[Given task]
Print all of the lines exactly. Any picture among them stays out.

[Exercise material]

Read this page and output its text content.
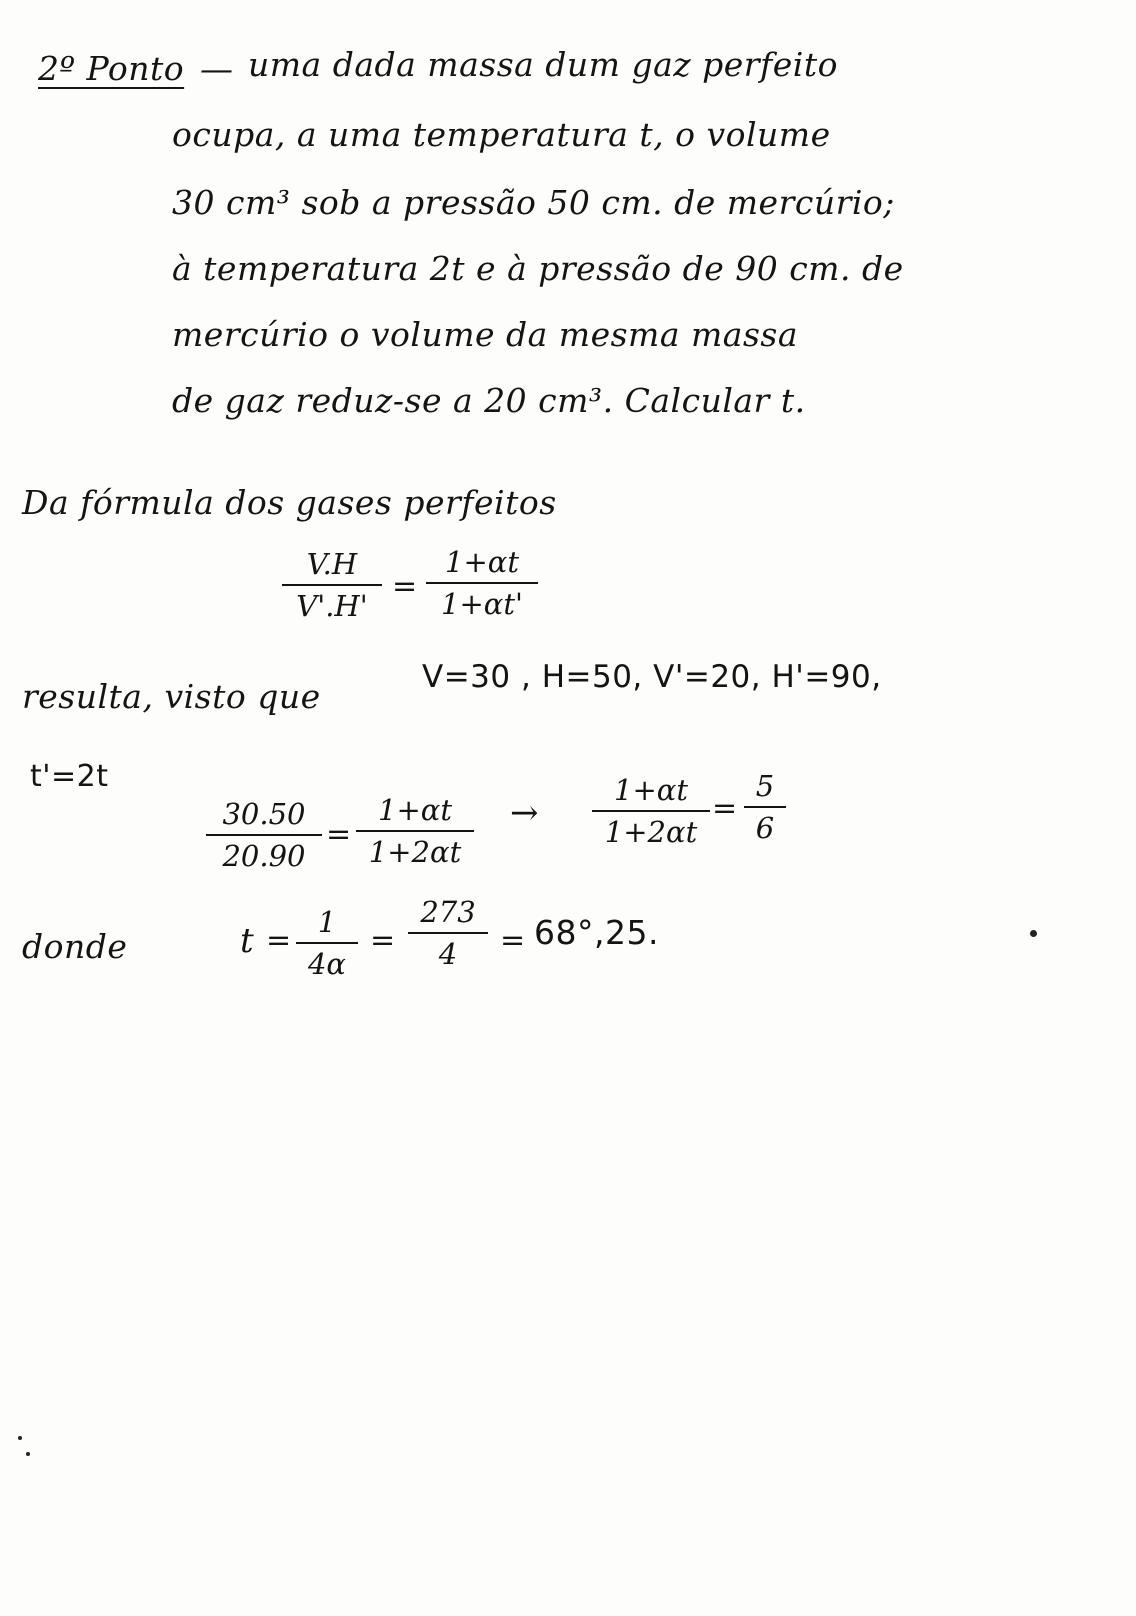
2º Ponto — uma dada massa dum gaz perfeito
ocupa, a uma temperatura t, o volume
30 cm³ sob a pressão 50 cm. de mercúrio;
à temperatura 2t e à pressão de 90 cm. de
mercúrio o volume da mesma massa
de gaz reduz-se a 20 cm³. Calcular t.
Da fórmula dos gases perfeitos
$\frac{V.H}{V'.H'} = \frac{1+\alpha t}{1+\alpha t'}$
resulta, visto que	V=30 , H=50, V'=20, H'=90,
t'=2t
$\frac{30.50}{20.90} = \frac{1+\alpha t}{1+2\alpha t} \to \frac{1+\alpha t}{1+2\alpha t} = \frac{5}{6}$
donde	$t = \frac{1}{4\alpha} = \frac{273}{4} = 68^\circ,25$.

[Correct output]
Read this page and output its text content.
2º Ponto — uma dada massa dum gaz perfeito
ocupa, a uma temperatura t, o volume
30 cm³ sob a pressão 50 cm. de mercúrio;
à temperatura 2t e à pressão de 90 cm. de
mercúrio o volume da mesma massa
de gaz reduz-se a 20 cm³. Calcular t.
Da fórmula dos gases perfeitos
$\frac{V.H}{V'.H'} = \frac{1+\alpha t}{1+\alpha t'}$
resulta, visto que	V=30 , H=50, V'=20, H'=90,
t'=2t
$\frac{30.50}{20.90} = \frac{1+\alpha t}{1+2\alpha t} \to \frac{1+\alpha t}{1+2\alpha t} = \frac{5}{6}$
donde	$t = \frac{1}{4\alpha} = \frac{273}{4} = 68^\circ,25$.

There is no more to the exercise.